■ Exercise directions ■
Reproduce the lines below from the one that contains "Give me a plain-text" through the end, inclusive, and add nothing.
━━━ Record list ━━━
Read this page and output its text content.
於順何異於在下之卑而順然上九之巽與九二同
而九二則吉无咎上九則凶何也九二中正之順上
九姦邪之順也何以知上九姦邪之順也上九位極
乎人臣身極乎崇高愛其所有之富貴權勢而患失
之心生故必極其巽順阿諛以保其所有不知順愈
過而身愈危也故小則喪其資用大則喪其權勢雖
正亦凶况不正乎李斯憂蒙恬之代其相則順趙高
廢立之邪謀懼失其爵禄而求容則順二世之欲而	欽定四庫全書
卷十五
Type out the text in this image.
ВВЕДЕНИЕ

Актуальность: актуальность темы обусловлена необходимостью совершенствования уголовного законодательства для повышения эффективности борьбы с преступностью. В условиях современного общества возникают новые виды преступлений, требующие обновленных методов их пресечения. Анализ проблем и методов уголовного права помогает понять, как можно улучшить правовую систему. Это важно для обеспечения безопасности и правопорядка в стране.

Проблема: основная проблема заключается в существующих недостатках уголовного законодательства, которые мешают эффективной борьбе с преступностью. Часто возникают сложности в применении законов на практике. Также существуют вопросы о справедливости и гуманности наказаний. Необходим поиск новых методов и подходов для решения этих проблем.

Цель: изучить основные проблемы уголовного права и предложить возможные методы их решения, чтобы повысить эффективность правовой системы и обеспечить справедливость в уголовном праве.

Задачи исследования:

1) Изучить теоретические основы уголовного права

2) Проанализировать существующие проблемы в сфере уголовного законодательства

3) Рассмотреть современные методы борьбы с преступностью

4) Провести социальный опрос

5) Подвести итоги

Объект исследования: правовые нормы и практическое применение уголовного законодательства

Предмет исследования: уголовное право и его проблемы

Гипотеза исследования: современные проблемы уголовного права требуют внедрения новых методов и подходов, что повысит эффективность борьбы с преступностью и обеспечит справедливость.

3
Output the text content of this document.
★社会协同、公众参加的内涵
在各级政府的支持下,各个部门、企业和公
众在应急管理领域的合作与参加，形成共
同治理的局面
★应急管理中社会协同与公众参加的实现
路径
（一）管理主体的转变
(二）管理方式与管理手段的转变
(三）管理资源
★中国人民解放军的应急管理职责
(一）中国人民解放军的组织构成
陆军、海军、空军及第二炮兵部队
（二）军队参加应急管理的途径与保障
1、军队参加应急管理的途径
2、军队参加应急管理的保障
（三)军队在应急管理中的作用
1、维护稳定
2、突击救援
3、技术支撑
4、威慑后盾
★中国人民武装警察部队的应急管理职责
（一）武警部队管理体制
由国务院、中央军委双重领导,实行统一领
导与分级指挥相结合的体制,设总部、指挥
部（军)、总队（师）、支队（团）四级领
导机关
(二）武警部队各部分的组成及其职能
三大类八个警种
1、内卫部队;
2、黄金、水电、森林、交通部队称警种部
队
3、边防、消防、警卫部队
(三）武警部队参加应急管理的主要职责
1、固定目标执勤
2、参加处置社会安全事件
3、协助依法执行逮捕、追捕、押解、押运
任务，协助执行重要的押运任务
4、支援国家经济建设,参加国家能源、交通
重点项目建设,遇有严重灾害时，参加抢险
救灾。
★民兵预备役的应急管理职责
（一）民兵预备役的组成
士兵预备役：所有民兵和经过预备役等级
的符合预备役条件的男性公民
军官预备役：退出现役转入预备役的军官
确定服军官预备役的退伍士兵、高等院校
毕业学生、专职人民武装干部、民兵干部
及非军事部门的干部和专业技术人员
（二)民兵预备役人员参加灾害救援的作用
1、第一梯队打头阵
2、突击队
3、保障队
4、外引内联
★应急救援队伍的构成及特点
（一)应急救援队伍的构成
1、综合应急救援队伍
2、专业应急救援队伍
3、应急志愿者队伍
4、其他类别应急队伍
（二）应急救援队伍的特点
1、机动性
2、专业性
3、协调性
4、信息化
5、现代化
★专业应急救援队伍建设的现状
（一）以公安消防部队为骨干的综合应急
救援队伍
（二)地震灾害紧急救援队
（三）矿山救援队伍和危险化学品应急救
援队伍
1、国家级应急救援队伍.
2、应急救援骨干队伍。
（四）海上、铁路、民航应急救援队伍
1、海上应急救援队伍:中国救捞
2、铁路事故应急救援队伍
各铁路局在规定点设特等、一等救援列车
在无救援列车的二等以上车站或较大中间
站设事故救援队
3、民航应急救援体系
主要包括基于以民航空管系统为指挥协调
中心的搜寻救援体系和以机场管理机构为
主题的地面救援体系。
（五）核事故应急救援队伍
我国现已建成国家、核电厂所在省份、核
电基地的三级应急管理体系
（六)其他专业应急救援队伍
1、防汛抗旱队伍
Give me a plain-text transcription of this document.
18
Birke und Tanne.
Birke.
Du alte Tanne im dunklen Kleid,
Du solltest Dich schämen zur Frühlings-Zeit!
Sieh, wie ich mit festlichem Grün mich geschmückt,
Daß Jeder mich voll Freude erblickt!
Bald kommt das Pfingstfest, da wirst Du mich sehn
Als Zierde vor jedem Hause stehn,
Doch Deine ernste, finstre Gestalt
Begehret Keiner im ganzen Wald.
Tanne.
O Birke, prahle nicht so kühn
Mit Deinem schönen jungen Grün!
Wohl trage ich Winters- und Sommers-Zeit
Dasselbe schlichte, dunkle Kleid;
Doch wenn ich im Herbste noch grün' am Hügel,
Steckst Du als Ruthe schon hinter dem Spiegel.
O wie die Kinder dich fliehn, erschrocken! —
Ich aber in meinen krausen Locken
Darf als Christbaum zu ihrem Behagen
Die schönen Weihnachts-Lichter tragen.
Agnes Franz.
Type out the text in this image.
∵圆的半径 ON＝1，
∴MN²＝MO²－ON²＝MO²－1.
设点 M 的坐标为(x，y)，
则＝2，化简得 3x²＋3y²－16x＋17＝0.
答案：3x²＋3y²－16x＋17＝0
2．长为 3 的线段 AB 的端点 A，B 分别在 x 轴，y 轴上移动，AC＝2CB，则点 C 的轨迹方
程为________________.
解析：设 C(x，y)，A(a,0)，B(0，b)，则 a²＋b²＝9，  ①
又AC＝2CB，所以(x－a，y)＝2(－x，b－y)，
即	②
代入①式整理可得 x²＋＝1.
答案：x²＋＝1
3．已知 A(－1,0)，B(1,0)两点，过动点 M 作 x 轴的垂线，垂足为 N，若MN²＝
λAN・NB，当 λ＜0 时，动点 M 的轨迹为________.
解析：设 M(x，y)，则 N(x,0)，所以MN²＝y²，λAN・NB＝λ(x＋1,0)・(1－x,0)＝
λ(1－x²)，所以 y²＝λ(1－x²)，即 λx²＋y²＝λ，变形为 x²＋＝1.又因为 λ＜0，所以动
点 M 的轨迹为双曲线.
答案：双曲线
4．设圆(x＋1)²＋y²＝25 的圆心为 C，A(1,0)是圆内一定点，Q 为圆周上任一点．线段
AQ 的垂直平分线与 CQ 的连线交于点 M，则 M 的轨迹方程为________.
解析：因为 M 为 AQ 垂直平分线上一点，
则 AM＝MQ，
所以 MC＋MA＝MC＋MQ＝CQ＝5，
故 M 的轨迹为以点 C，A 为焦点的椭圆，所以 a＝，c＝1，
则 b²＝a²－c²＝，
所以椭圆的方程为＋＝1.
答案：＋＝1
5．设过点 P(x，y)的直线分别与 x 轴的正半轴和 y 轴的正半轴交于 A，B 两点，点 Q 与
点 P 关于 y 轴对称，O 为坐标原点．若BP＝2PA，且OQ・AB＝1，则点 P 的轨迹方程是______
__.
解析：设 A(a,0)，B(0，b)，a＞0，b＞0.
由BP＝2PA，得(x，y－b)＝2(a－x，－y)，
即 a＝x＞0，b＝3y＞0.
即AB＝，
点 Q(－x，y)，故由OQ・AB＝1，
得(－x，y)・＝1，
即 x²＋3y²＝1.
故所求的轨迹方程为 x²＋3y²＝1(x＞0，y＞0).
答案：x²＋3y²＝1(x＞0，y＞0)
━━━
■ Finished exercise ■
Give me a plain-text transcription of this document.
18
Birke und Tanne.
Birke.
Du alte Tanne im dunklen Kleid,
Du solltest Dich schämen zur Frühlings-Zeit!
Sieh, wie ich mit festlichem Grün mich geschmückt,
Daß Jeder mich voll Freude erblickt!
Bald kommt das Pfingstfest, da wirst Du mich sehn
Als Zierde vor jedem Hause stehn,
Doch Deine ernste, finstre Gestalt
Begehret Keiner im ganzen Wald.
Tanne.
O Birke, prahle nicht so kühn
Mit Deinem schönen jungen Grün!
Wohl trage ich Winters- und Sommers-Zeit
Dasselbe schlichte, dunkle Kleid;
Doch wenn ich im Herbste noch grün' am Hügel,
Steckst Du als Ruthe schon hinter dem Spiegel.
O wie die Kinder dich fliehn, erschrocken! —
Ich aber in meinen krausen Locken
Darf als Christbaum zu ihrem Behagen
Die schönen Weihnachts-Lichter tragen.
Agnes Franz.
Type out the text in this image.
∵圆的半径 ON＝1，
∴MN²＝MO²－ON²＝MO²－1.
设点 M 的坐标为(x，y)，
则＝2，化简得 3x²＋3y²－16x＋17＝0.
答案：3x²＋3y²－16x＋17＝0
2．长为 3 的线段 AB 的端点 A，B 分别在 x 轴，y 轴上移动，AC＝2CB，则点 C 的轨迹方
程为________________.
解析：设 C(x，y)，A(a,0)，B(0，b)，则 a²＋b²＝9，  ①
又AC＝2CB，所以(x－a，y)＝2(－x，b－y)，
即	②
代入①式整理可得 x²＋＝1.
答案：x²＋＝1
3．已知 A(－1,0)，B(1,0)两点，过动点 M 作 x 轴的垂线，垂足为 N，若MN²＝
λAN・NB，当 λ＜0 时，动点 M 的轨迹为________.
解析：设 M(x，y)，则 N(x,0)，所以MN²＝y²，λAN・NB＝λ(x＋1,0)・(1－x,0)＝
λ(1－x²)，所以 y²＝λ(1－x²)，即 λx²＋y²＝λ，变形为 x²＋＝1.又因为 λ＜0，所以动
点 M 的轨迹为双曲线.
答案：双曲线
4．设圆(x＋1)²＋y²＝25 的圆心为 C，A(1,0)是圆内一定点，Q 为圆周上任一点．线段
AQ 的垂直平分线与 CQ 的连线交于点 M，则 M 的轨迹方程为________.
解析：因为 M 为 AQ 垂直平分线上一点，
则 AM＝MQ，
所以 MC＋MA＝MC＋MQ＝CQ＝5，
故 M 的轨迹为以点 C，A 为焦点的椭圆，所以 a＝，c＝1，
则 b²＝a²－c²＝，
所以椭圆的方程为＋＝1.
答案：＋＝1
5．设过点 P(x，y)的直线分别与 x 轴的正半轴和 y 轴的正半轴交于 A，B 两点，点 Q 与
点 P 关于 y 轴对称，O 为坐标原点．若BP＝2PA，且OQ・AB＝1，则点 P 的轨迹方程是______
__.
解析：设 A(a,0)，B(0，b)，a＞0，b＞0.
由BP＝2PA，得(x，y－b)＝2(a－x，－y)，
即 a＝x＞0，b＝3y＞0.
即AB＝，
点 Q(－x，y)，故由OQ・AB＝1，
得(－x，y)・＝1，
即 x²＋3y²＝1.
故所求的轨迹方程为 x²＋3y²＝1(x＞0，y＞0).
答案：x²＋3y²＝1(x＞0，y＞0)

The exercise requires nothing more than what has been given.